■ **Aim of the task**:
Return each entry exactly, with none missing.

■ **The input**:
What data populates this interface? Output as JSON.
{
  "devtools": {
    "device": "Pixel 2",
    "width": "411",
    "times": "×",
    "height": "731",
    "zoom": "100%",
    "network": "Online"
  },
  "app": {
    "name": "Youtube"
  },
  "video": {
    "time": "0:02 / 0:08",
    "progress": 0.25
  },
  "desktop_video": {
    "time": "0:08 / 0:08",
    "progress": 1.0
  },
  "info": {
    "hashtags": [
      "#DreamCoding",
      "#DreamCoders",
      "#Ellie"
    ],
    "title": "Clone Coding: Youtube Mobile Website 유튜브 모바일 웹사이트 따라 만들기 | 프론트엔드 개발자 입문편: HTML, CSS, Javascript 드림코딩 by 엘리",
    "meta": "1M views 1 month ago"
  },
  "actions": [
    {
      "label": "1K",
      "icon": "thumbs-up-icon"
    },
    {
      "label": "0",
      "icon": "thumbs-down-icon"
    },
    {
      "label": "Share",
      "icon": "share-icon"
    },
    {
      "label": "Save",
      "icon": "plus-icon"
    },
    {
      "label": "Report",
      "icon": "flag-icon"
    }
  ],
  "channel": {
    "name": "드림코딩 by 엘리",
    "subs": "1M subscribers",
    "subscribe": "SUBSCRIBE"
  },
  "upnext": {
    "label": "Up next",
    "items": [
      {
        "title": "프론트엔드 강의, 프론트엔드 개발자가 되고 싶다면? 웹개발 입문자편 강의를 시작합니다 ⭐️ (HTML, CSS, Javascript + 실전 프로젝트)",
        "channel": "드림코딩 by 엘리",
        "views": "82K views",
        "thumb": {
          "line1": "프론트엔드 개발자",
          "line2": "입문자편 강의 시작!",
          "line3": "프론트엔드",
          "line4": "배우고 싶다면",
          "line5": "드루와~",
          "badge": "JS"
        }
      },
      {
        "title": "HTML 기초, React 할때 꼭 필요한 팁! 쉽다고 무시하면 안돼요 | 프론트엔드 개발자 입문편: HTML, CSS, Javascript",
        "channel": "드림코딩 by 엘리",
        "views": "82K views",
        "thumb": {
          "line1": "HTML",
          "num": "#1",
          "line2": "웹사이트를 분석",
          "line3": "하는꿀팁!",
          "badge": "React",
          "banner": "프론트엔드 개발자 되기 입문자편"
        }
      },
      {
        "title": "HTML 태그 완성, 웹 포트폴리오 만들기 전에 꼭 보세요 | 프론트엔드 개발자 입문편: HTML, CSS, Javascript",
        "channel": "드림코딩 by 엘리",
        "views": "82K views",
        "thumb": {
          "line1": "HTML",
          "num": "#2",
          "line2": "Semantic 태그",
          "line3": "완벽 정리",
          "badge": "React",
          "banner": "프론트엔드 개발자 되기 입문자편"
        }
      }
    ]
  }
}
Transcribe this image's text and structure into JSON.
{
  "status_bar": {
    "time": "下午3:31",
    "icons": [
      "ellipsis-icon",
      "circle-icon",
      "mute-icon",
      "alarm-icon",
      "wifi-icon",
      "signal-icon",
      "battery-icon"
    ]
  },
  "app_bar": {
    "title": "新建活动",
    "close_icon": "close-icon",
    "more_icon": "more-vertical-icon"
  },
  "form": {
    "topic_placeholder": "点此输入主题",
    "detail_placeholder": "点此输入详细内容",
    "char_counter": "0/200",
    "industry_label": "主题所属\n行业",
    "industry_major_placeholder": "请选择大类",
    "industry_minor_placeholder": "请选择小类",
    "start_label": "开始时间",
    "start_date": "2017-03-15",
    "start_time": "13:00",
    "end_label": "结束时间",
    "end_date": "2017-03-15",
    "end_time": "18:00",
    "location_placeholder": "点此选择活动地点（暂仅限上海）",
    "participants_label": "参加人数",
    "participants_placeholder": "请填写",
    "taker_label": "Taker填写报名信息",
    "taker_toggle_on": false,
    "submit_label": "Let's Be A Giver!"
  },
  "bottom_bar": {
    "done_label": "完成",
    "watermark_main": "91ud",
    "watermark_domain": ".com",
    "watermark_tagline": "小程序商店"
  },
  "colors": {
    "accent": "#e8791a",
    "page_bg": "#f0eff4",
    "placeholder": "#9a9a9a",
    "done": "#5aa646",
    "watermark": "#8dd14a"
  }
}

■ **Finished answer**:
What data populates this interface? Output as JSON.
{
  "devtools": {
    "device": "Pixel 2",
    "width": "411",
    "times": "×",
    "height": "731",
    "zoom": "100%",
    "network": "Online"
  },
  "app": {
    "name": "Youtube"
  },
  "video": {
    "time": "0:02 / 0:08",
    "progress": 0.25
  },
  "desktop_video": {
    "time": "0:08 / 0:08",
    "progress": 1.0
  },
  "info": {
    "hashtags": [
      "#DreamCoding",
      "#DreamCoders",
      "#Ellie"
    ],
    "title": "Clone Coding: Youtube Mobile Website 유튜브 모바일 웹사이트 따라 만들기 | 프론트엔드 개발자 입문편: HTML, CSS, Javascript 드림코딩 by 엘리",
    "meta": "1M views 1 month ago"
  },
  "actions": [
    {
      "label": "1K",
      "icon": "thumbs-up-icon"
    },
    {
      "label": "0",
      "icon": "thumbs-down-icon"
    },
    {
      "label": "Share",
      "icon": "share-icon"
    },
    {
      "label": "Save",
      "icon": "plus-icon"
    },
    {
      "label": "Report",
      "icon": "flag-icon"
    }
  ],
  "channel": {
    "name": "드림코딩 by 엘리",
    "subs": "1M subscribers",
    "subscribe": "SUBSCRIBE"
  },
  "upnext": {
    "label": "Up next",
    "items": [
      {
        "title": "프론트엔드 강의, 프론트엔드 개발자가 되고 싶다면? 웹개발 입문자편 강의를 시작합니다 ⭐️ (HTML, CSS, Javascript + 실전 프로젝트)",
        "channel": "드림코딩 by 엘리",
        "views": "82K views",
        "thumb": {
          "line1": "프론트엔드 개발자",
          "line2": "입문자편 강의 시작!",
          "line3": "프론트엔드",
          "line4": "배우고 싶다면",
          "line5": "드루와~",
          "badge": "JS"
        }
      },
      {
        "title": "HTML 기초, React 할때 꼭 필요한 팁! 쉽다고 무시하면 안돼요 | 프론트엔드 개발자 입문편: HTML, CSS, Javascript",
        "channel": "드림코딩 by 엘리",
        "views": "82K views",
        "thumb": {
          "line1": "HTML",
          "num": "#1",
          "line2": "웹사이트를 분석",
          "line3": "하는꿀팁!",
          "badge": "React",
          "banner": "프론트엔드 개발자 되기 입문자편"
        }
      },
      {
        "title": "HTML 태그 완성, 웹 포트폴리오 만들기 전에 꼭 보세요 | 프론트엔드 개발자 입문편: HTML, CSS, Javascript",
        "channel": "드림코딩 by 엘리",
        "views": "82K views",
        "thumb": {
          "line1": "HTML",
          "num": "#2",
          "line2": "Semantic 태그",
          "line3": "완벽 정리",
          "badge": "React",
          "banner": "프론트엔드 개발자 되기 입문자편"
        }
      }
    ]
  }
}
Transcribe this image's text and structure into JSON.
{
  "status_bar": {
    "time": "下午3:31",
    "icons": [
      "ellipsis-icon",
      "circle-icon",
      "mute-icon",
      "alarm-icon",
      "wifi-icon",
      "signal-icon",
      "battery-icon"
    ]
  },
  "app_bar": {
    "title": "新建活动",
    "close_icon": "close-icon",
    "more_icon": "more-vertical-icon"
  },
  "form": {
    "topic_placeholder": "点此输入主题",
    "detail_placeholder": "点此输入详细内容",
    "char_counter": "0/200",
    "industry_label": "主题所属\n行业",
    "industry_major_placeholder": "请选择大类",
    "industry_minor_placeholder": "请选择小类",
    "start_label": "开始时间",
    "start_date": "2017-03-15",
    "start_time": "13:00",
    "end_label": "结束时间",
    "end_date": "2017-03-15",
    "end_time": "18:00",
    "location_placeholder": "点此选择活动地点（暂仅限上海）",
    "participants_label": "参加人数",
    "participants_placeholder": "请填写",
    "taker_label": "Taker填写报名信息",
    "taker_toggle_on": false,
    "submit_label": "Let's Be A Giver!"
  },
  "bottom_bar": {
    "done_label": "完成",
    "watermark_main": "91ud",
    "watermark_domain": ".com",
    "watermark_tagline": "小程序商店"
  },
  "colors": {
    "accent": "#e8791a",
    "page_bg": "#f0eff4",
    "placeholder": "#9a9a9a",
    "done": "#5aa646",
    "watermark": "#8dd14a"
  }
}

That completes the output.